→ Auszug:
-------

Vom Stellenwert der Demokratie
ATHEN/BERLIN (Eigener Bericht) - Vor der Neuwahl in Griechenland debattieren die deutschen Eliten unterschiedliche Gewaltszenarien zur Sicherung der Kontrolle über Athen. Diskutiert werden neben der Errichtung eines Protektorats auch ein Putsch sowie die Entsendung von "Schutztruppen" in den südeuropäischen Staat. Das deutsche Spardiktat, das Griechenland in die Verelendung treibt, entfacht einen immer stärkeren Widerstand in der Bevölkerung, der sich auf demokratischem Wege nicht länger niederhalten zu lassen scheint. Die Bemühungen Berlins, die Unterordnung Athens mit der Drohung zu erzwingen, Griechenland den Euro zu nehmen, scheitern ebenso wie die Forderung der Bundesregierung, die griechische Parlamentswahl mit einem Referendum über den Verbleib des Landes in der Eurozone zu verbinden. Die Option, das Spardiktat zurückzunehmen und statt seiner neue Wachstumsprogramme aufzulegen, wie es führende Ökonomen weltweit fordern, weist Berlin kategorisch zurück - obwohl der Ausschluss Griechenlands aus der Eurozone die gesamte Währung in den Abgrund zu reißen droht.
Vor der Neuwahl in Griechenland, die nach dem
Scheitern aller Versuche zur Regierungsbildung in der letzten Woche für
den 17. Juni anberaumt worden ist, zeichnet sich eine Mehrheit für
diejenigen Kräfte ab, die das deutsche Spardiktat dezidiert ablehnen.

-------

→ Aufgabe A:
Auf welches Datum ist die Neuwahl in Griechenland laut dem Auszug angesetzt?

(Datensätze)
-------

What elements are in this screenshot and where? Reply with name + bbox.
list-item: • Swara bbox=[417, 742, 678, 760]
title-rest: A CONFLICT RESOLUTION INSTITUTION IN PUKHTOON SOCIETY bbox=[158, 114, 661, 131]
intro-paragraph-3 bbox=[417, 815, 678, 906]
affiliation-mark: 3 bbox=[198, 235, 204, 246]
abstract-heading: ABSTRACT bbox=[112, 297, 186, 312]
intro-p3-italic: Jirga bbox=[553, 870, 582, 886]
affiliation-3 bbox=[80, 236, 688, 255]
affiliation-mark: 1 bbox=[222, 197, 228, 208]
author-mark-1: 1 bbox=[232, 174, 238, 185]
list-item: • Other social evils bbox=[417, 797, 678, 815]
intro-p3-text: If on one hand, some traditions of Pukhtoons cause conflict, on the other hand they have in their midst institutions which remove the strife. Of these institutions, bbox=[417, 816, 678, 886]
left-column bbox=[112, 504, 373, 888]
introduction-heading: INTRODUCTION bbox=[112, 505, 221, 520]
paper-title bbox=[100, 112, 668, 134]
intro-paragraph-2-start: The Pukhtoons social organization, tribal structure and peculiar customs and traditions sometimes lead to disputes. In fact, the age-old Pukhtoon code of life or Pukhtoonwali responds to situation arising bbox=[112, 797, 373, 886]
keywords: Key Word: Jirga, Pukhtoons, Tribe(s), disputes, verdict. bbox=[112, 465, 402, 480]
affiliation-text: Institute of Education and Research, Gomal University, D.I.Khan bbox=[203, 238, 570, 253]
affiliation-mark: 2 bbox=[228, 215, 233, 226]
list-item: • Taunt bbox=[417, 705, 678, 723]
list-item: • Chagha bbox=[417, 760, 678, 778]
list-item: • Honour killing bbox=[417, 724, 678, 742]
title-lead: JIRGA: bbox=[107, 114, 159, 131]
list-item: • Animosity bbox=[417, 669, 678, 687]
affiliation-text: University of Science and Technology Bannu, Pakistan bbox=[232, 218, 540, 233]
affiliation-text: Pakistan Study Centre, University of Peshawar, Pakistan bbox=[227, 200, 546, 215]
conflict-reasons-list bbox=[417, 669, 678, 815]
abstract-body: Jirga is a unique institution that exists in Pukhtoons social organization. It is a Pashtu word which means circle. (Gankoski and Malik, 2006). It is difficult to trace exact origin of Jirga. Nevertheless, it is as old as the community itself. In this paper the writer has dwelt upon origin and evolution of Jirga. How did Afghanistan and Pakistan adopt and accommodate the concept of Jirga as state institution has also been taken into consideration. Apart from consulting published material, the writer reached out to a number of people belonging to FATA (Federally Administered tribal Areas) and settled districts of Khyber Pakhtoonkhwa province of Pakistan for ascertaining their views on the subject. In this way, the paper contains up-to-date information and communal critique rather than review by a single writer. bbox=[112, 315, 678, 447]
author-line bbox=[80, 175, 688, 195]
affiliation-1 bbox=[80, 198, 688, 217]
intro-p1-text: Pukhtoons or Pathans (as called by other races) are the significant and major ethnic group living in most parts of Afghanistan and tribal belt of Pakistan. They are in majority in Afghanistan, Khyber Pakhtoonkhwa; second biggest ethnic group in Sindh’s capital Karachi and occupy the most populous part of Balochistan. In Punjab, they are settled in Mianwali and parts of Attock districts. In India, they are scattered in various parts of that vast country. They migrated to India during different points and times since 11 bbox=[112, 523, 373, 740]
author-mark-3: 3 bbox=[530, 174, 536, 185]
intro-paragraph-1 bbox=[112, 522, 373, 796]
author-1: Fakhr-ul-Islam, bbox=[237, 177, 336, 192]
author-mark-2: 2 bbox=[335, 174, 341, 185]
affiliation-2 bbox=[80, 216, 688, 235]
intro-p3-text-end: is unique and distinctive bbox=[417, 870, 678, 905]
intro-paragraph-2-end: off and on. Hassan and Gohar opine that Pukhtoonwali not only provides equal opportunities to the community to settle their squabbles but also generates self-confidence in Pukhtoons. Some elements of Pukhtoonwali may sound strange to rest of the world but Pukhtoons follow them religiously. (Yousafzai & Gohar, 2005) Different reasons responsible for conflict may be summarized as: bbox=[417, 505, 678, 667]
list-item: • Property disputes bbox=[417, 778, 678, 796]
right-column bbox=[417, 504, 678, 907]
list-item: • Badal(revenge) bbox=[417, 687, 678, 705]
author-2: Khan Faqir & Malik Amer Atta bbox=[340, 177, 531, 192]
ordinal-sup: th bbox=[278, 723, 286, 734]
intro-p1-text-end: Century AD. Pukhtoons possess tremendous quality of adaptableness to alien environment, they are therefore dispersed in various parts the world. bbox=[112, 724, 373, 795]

-------

→ Aufgabe B:
Wandle die Zeilen der Datensätze vom Anfang bis einschließlich der Zeile mit „abstract-heading: ABSTRACT bbox=[112, 297, 186, 312]“ in eine Markdown-Tabelle mit den Spalten „Nr“ und „Zeile“ um. Leere Zeilen lässt du dabei weg.

→ Antwort A:
Auf den 17. Juni.

→ Antwort B:
| Nr | Zeile |
|---|---|
| 1 | What elements are in this screenshot and where? Reply with name + bbox. |
| 2 | list-item: • Swara bbox=[417, 742, 678, 760] |
| 3 | title-rest: A CONFLICT RESOLUTION INSTITUTION IN PUKHTOON SOCIETY bbox=[158, 114, 661, 131] |
| 4 | intro-paragraph-3 bbox=[417, 815, 678, 906] |
| 5 | affiliation-mark: 3 bbox=[198, 235, 204, 246] |
| 6 | abstract-heading: ABSTRACT bbox=[112, 297, 186, 312] |